## What to do
The answer is an exact repeat of the entries below, with the pictures omitted.

Data tied to figure images:
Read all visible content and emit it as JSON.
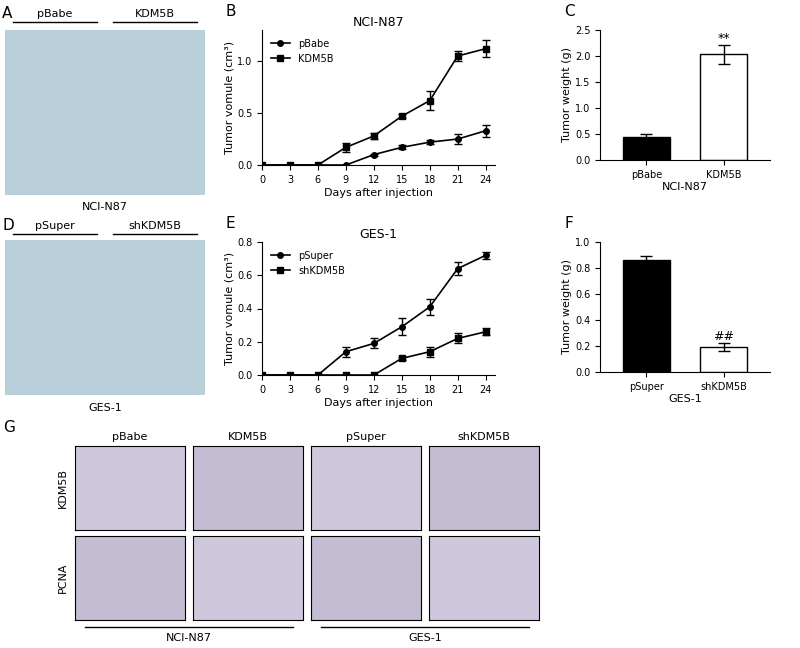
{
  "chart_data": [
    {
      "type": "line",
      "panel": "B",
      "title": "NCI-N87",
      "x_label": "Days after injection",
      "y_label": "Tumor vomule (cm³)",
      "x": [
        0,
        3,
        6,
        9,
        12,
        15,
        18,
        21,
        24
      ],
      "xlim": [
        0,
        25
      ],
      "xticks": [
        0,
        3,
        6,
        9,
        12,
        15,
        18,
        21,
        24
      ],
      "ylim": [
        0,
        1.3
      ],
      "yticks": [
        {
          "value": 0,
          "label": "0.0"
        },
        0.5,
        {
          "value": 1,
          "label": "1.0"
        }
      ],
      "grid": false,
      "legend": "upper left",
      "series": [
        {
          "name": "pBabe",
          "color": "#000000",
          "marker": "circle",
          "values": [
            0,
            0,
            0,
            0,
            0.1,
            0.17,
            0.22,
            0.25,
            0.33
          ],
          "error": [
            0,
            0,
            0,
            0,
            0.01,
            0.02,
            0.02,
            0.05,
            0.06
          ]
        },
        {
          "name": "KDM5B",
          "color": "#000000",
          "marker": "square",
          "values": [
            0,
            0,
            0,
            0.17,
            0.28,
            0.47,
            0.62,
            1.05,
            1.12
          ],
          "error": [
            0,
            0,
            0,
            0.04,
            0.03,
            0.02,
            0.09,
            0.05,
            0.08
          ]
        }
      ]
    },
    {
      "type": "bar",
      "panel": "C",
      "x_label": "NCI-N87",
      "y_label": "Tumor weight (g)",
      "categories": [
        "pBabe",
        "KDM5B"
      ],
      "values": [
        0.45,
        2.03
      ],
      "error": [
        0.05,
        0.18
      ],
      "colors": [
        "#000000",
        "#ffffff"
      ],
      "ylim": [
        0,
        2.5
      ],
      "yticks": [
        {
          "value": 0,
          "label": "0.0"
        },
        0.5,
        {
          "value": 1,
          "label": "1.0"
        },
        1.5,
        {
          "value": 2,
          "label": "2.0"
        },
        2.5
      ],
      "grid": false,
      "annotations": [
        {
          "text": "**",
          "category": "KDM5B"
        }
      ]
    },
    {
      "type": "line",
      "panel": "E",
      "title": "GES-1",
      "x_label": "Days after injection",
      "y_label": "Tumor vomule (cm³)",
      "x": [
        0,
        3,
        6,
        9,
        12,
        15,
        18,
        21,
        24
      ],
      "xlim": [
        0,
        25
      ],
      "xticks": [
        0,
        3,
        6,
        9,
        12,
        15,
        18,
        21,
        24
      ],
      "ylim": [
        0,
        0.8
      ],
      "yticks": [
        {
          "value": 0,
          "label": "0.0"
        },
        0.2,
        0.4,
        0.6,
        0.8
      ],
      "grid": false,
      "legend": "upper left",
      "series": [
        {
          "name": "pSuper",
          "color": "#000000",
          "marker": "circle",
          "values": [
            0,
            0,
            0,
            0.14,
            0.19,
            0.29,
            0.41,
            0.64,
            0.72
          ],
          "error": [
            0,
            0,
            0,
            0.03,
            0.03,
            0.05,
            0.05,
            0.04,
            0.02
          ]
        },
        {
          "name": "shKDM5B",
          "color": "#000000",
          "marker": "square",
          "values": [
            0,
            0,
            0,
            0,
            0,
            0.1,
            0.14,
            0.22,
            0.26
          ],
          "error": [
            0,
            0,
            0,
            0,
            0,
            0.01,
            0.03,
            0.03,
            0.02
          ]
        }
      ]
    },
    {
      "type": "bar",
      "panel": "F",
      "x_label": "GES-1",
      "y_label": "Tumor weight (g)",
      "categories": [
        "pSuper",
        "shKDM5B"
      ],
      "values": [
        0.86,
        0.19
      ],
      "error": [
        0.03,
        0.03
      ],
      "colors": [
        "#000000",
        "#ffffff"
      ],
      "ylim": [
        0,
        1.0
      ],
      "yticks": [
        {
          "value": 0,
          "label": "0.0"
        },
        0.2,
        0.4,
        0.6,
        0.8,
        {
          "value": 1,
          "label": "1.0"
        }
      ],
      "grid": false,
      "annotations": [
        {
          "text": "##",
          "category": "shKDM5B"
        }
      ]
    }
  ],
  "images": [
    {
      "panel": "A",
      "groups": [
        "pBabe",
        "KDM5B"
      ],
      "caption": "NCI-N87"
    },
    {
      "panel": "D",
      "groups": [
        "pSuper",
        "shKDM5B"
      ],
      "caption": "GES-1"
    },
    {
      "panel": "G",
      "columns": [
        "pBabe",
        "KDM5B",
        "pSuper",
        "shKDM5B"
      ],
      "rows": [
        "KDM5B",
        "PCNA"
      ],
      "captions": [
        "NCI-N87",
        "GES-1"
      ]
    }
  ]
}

## Answer to the problem
Read all visible content and emit it as JSON.
{
  "chart_data": [
    {
      "type": "line",
      "panel": "B",
      "title": "NCI-N87",
      "x_label": "Days after injection",
      "y_label": "Tumor vomule (cm³)",
      "x": [
        0,
        3,
        6,
        9,
        12,
        15,
        18,
        21,
        24
      ],
      "xlim": [
        0,
        25
      ],
      "xticks": [
        0,
        3,
        6,
        9,
        12,
        15,
        18,
        21,
        24
      ],
      "ylim": [
        0,
        1.3
      ],
      "yticks": [
        {
          "value": 0,
          "label": "0.0"
        },
        0.5,
        {
          "value": 1,
          "label": "1.0"
        }
      ],
      "grid": false,
      "legend": "upper left",
      "series": [
        {
          "name": "pBabe",
          "color": "#000000",
          "marker": "circle",
          "values": [
            0,
            0,
            0,
            0,
            0.1,
            0.17,
            0.22,
            0.25,
            0.33
          ],
          "error": [
            0,
            0,
            0,
            0,
            0.01,
            0.02,
            0.02,
            0.05,
            0.06
          ]
        },
        {
          "name": "KDM5B",
          "color": "#000000",
          "marker": "square",
          "values": [
            0,
            0,
            0,
            0.17,
            0.28,
            0.47,
            0.62,
            1.05,
            1.12
          ],
          "error": [
            0,
            0,
            0,
            0.04,
            0.03,
            0.02,
            0.09,
            0.05,
            0.08
          ]
        }
      ]
    },
    {
      "type": "bar",
      "panel": "C",
      "x_label": "NCI-N87",
      "y_label": "Tumor weight (g)",
      "categories": [
        "pBabe",
        "KDM5B"
      ],
      "values": [
        0.45,
        2.03
      ],
      "error": [
        0.05,
        0.18
      ],
      "colors": [
        "#000000",
        "#ffffff"
      ],
      "ylim": [
        0,
        2.5
      ],
      "yticks": [
        {
          "value": 0,
          "label": "0.0"
        },
        0.5,
        {
          "value": 1,
          "label": "1.0"
        },
        1.5,
        {
          "value": 2,
          "label": "2.0"
        },
        2.5
      ],
      "grid": false,
      "annotations": [
        {
          "text": "**",
          "category": "KDM5B"
        }
      ]
    },
    {
      "type": "line",
      "panel": "E",
      "title": "GES-1",
      "x_label": "Days after injection",
      "y_label": "Tumor vomule (cm³)",
      "x": [
        0,
        3,
        6,
        9,
        12,
        15,
        18,
        21,
        24
      ],
      "xlim": [
        0,
        25
      ],
      "xticks": [
        0,
        3,
        6,
        9,
        12,
        15,
        18,
        21,
        24
      ],
      "ylim": [
        0,
        0.8
      ],
      "yticks": [
        {
          "value": 0,
          "label": "0.0"
        },
        0.2,
        0.4,
        0.6,
        0.8
      ],
      "grid": false,
      "legend": "upper left",
      "series": [
        {
          "name": "pSuper",
          "color": "#000000",
          "marker": "circle",
          "values": [
            0,
            0,
            0,
            0.14,
            0.19,
            0.29,
            0.41,
            0.64,
            0.72
          ],
          "error": [
            0,
            0,
            0,
            0.03,
            0.03,
            0.05,
            0.05,
            0.04,
            0.02
          ]
        },
        {
          "name": "shKDM5B",
          "color": "#000000",
          "marker": "square",
          "values": [
            0,
            0,
            0,
            0,
            0,
            0.1,
            0.14,
            0.22,
            0.26
          ],
          "error": [
            0,
            0,
            0,
            0,
            0,
            0.01,
            0.03,
            0.03,
            0.02
          ]
        }
      ]
    },
    {
      "type": "bar",
      "panel": "F",
      "x_label": "GES-1",
      "y_label": "Tumor weight (g)",
      "categories": [
        "pSuper",
        "shKDM5B"
      ],
      "values": [
        0.86,
        0.19
      ],
      "error": [
        0.03,
        0.03
      ],
      "colors": [
        "#000000",
        "#ffffff"
      ],
      "ylim": [
        0,
        1.0
      ],
      "yticks": [
        {
          "value": 0,
          "label": "0.0"
        },
        0.2,
        0.4,
        0.6,
        0.8,
        {
          "value": 1,
          "label": "1.0"
        }
      ],
      "grid": false,
      "annotations": [
        {
          "text": "##",
          "category": "shKDM5B"
        }
      ]
    }
  ],
  "images": [
    {
      "panel": "A",
      "groups": [
        "pBabe",
        "KDM5B"
      ],
      "caption": "NCI-N87"
    },
    {
      "panel": "D",
      "groups": [
        "pSuper",
        "shKDM5B"
      ],
      "caption": "GES-1"
    },
    {
      "panel": "G",
      "columns": [
        "pBabe",
        "KDM5B",
        "pSuper",
        "shKDM5B"
      ],
      "rows": [
        "KDM5B",
        "PCNA"
      ],
      "captions": [
        "NCI-N87",
        "GES-1"
      ]
    }
  ]
}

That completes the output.